Stored records:
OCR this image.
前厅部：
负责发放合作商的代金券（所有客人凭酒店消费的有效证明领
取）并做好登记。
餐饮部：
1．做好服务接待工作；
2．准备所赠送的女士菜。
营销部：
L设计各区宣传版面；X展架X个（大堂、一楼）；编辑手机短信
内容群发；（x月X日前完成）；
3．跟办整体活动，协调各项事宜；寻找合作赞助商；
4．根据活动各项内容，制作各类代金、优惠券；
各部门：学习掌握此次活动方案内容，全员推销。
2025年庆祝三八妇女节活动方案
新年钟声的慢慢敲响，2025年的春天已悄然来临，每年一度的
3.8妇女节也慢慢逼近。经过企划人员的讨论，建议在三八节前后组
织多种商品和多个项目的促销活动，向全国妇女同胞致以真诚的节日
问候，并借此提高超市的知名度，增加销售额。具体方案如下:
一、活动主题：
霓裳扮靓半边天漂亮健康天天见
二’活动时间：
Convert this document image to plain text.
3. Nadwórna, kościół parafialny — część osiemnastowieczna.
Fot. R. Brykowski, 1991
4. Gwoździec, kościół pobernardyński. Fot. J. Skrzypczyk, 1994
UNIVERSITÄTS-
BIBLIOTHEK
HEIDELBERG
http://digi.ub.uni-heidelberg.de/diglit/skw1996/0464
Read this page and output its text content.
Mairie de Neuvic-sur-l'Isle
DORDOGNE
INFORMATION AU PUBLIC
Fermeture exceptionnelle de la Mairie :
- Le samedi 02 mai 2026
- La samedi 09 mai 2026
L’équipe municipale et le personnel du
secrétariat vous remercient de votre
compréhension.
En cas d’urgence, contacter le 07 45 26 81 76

WRITTEN INSTRUCTION: Across the entries above, how many lines contain "this"? Provide only the count.

FINISHED ANSWER: 3